| TAREFA |
Retome o texto sobre o isolamento internacional do Brasil, escrevendo a partir da última frase apresentada.

| TRECHO SELECIONADO |
────────────────────

Gestão desastrosa da pandemia e antagonismo com parceiros aceleraram isolamento do país, em processo celebrado pelo governo como conquista. Hoje, nenhuma nação da estatura do Brasil tem reputação tão ruim no mundo.
Em outubro, o ministro Ernesto Araújo disse que, se a atual política externa do Brasil “faz de nós um pária internacional, então que sejamos esse pária”.
A fala de Araújo escancarou pelo segundo ano consecutivo o isolamento do país no cenário internacional, e que o quadro não vem ocorrendo por acidente, mas aparentemente como um projeto voluntário do governo Bolsonaro.
Em 2019, a diplomacia brasileira já havia se tornado uma “caixinha de surpresas” propensa a alimentar crises regulares, com desprezo ao multilateralismo e instituições internacionais.
Em 2020, em vez de reverter esse “novo curso” que só empurrou o país para um isolamento nunca visto desde a redemocratização, o governo trilhou o mesmo caminho, dobrando a aposta em cada crise e erodindo ainda mais o soft power acumulado pelo país nas últimas décadas.
O Brasil continuou a se distanciar dos seus vizinhos latino-americanos; foi na contramão de boa parte do mundo na gestão da pandemia de covid-19; fez apostas fracassadas como a manutenção de uma pretensa relação especial com Donald Trump; se viu excluído de debates onde o país costumava ter voz ativa, como a questão do meio ambiente; e reforçou uma política de hostilidade a grandes parceiros comerciais, como a União Europeia e a China.

────────────────────

| MATERIAL APRESENTADO |
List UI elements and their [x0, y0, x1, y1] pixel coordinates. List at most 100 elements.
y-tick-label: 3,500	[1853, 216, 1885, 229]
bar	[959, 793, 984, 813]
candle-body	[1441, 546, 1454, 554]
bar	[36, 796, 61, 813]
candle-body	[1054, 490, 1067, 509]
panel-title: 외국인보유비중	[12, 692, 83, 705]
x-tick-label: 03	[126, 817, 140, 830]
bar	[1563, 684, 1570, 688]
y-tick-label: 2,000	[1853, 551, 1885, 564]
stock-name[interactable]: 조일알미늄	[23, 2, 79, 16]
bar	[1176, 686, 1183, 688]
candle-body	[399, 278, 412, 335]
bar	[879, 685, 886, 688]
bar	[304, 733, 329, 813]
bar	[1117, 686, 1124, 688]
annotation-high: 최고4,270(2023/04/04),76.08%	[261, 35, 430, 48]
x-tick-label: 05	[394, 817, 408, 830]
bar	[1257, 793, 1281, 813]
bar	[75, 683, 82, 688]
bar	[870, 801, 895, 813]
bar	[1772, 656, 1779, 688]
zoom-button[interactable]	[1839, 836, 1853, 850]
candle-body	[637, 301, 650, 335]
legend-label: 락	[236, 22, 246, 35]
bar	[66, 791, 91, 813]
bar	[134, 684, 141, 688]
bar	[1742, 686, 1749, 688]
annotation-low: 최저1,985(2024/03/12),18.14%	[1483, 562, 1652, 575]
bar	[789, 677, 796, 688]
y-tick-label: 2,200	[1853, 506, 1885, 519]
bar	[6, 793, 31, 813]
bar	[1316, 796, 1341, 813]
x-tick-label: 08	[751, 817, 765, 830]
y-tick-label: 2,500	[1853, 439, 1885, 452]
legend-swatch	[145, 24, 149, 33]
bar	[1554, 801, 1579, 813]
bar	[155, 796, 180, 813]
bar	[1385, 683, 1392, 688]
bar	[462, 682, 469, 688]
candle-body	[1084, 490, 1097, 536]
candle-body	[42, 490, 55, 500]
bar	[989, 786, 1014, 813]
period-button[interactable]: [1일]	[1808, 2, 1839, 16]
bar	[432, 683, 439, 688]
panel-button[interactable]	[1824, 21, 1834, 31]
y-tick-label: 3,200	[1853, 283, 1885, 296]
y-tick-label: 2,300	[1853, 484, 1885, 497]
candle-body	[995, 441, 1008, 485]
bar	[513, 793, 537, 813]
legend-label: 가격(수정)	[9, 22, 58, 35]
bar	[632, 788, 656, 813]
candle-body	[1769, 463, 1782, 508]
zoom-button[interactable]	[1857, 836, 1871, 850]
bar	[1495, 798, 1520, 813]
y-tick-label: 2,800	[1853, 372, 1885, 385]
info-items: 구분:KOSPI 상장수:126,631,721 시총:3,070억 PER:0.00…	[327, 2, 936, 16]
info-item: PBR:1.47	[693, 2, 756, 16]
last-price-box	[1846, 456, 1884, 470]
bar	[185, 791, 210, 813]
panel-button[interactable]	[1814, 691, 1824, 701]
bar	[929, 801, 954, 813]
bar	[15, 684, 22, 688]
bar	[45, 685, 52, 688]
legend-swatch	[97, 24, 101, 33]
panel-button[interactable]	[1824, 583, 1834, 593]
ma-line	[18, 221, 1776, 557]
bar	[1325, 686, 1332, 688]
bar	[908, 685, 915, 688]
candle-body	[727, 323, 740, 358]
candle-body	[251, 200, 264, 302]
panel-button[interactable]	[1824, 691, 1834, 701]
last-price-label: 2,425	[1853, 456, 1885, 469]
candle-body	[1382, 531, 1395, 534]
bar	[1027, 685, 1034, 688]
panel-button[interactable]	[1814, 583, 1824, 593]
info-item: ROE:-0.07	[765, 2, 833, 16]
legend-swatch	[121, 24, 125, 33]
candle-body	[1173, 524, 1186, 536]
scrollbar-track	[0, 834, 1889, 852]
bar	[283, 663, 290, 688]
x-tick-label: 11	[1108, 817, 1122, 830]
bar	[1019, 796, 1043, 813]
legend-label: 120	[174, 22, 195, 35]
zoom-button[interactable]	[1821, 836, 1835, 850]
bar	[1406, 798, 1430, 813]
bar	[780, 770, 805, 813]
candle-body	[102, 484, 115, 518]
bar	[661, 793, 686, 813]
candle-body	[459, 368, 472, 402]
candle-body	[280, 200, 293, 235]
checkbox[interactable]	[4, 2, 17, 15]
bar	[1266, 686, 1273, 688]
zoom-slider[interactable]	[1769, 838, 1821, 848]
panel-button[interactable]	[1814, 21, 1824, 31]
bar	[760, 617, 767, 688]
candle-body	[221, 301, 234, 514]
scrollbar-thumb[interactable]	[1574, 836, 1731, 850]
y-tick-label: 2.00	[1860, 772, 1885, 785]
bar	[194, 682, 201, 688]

────────────────────

| RESPOSTA FINAL |
“Nenhum país da estatura do Brasil tem reputação tão ruim”, diagnosticou o diplomata Rubens Ricupero em abril. “A imagem positiva acabou”, apontou Friedrich Prot von Kunow, presidente da Sociedade Brasil-Alemanha (DBG) e que foi embaixador no Brasil entre 2004 e 2009.
Mas a diplomacia da maior economia da América Latina já demonstrou não ligar para esses diagnósticos. “Esse pária aqui, esse Brasil, essa política do povo brasileiro, tem conseguido resultados”, completou Araújo no seu discurso em outubro.
Entre os “resultados” da diplomacia bolsonarista estão: a continuidade da perda de apoio para o acordo entre Mercosul e União Europeia mesmo entre países europeus mais simpáticos ao pacto, como a Alemanha; e até a perspectiva da imposição de sanções internacionais ao país por causa da sua gestão relapsa do desmatamento.
Bolsonaro e Ernesto Araújo. Juntos, os dois colocaram o Brasil numa posição de isolamento nunca vista desde a redemocratização
Se em 2019 algumas das ações da diplomacia bolsonarista ainda provocavam alguma reação de setores do governo, temorosos de possíveis consequências econômicas, como as alas militar e do agronegócio, o mesmo não foi observado de 2020.
Araújo continuou a ter mão livre no Itamaraty para implementar sua agenda “antiglobalista” na máquina diplomática brasileira, endossando ataques de um dos filhos do presidente à China e transformando o ministério num palco de palestras para blogueiros propagadores de fake news.
A imagem do país como vilão ambiental continuou a se firmar no exterior, graças à persistência do desmatamento e a péssima repercussão de falas e ações do ministro Ricardo Salles, que reforçaram a pressão na Europa pelo boicote a produtos brasileiros.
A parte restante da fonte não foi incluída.